> _Records supplied_
►

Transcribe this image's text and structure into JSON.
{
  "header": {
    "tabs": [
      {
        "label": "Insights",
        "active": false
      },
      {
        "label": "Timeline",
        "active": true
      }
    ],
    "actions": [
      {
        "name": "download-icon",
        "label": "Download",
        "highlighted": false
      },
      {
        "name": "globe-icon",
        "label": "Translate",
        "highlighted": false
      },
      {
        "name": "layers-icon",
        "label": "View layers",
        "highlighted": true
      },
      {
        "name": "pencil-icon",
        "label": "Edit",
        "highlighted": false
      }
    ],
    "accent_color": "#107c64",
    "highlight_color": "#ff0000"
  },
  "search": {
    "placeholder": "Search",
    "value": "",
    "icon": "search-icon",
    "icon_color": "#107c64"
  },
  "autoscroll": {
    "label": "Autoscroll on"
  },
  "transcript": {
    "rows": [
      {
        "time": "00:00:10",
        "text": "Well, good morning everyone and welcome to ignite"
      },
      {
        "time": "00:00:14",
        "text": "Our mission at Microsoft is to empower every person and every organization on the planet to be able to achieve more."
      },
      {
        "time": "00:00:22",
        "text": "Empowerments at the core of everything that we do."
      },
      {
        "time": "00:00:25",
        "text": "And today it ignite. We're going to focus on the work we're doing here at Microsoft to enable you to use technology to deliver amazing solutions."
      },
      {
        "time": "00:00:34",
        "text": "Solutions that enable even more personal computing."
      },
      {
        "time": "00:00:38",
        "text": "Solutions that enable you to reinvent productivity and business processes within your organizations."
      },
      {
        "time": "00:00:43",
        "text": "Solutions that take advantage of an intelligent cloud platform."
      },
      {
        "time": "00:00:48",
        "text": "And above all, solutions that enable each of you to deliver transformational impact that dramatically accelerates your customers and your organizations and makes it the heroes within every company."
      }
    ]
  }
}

◄

> _Exercise instructions_
Give back each line above precisely as it stands.

> _Solution for this exercise_
Transcribe this image's text and structure into JSON.
{
  "header": {
    "tabs": [
      {
        "label": "Insights",
        "active": false
      },
      {
        "label": "Timeline",
        "active": true
      }
    ],
    "actions": [
      {
        "name": "download-icon",
        "label": "Download",
        "highlighted": false
      },
      {
        "name": "globe-icon",
        "label": "Translate",
        "highlighted": false
      },
      {
        "name": "layers-icon",
        "label": "View layers",
        "highlighted": true
      },
      {
        "name": "pencil-icon",
        "label": "Edit",
        "highlighted": false
      }
    ],
    "accent_color": "#107c64",
    "highlight_color": "#ff0000"
  },
  "search": {
    "placeholder": "Search",
    "value": "",
    "icon": "search-icon",
    "icon_color": "#107c64"
  },
  "autoscroll": {
    "label": "Autoscroll on"
  },
  "transcript": {
    "rows": [
      {
        "time": "00:00:10",
        "text": "Well, good morning everyone and welcome to ignite"
      },
      {
        "time": "00:00:14",
        "text": "Our mission at Microsoft is to empower every person and every organization on the planet to be able to achieve more."
      },
      {
        "time": "00:00:22",
        "text": "Empowerments at the core of everything that we do."
      },
      {
        "time": "00:00:25",
        "text": "And today it ignite. We're going to focus on the work we're doing here at Microsoft to enable you to use technology to deliver amazing solutions."
      },
      {
        "time": "00:00:34",
        "text": "Solutions that enable even more personal computing."
      },
      {
        "time": "00:00:38",
        "text": "Solutions that enable you to reinvent productivity and business processes within your organizations."
      },
      {
        "time": "00:00:43",
        "text": "Solutions that take advantage of an intelligent cloud platform."
      },
      {
        "time": "00:00:48",
        "text": "And above all, solutions that enable each of you to deliver transformational impact that dramatically accelerates your customers and your organizations and makes it the heroes within every company."
      }
    ]
  }
}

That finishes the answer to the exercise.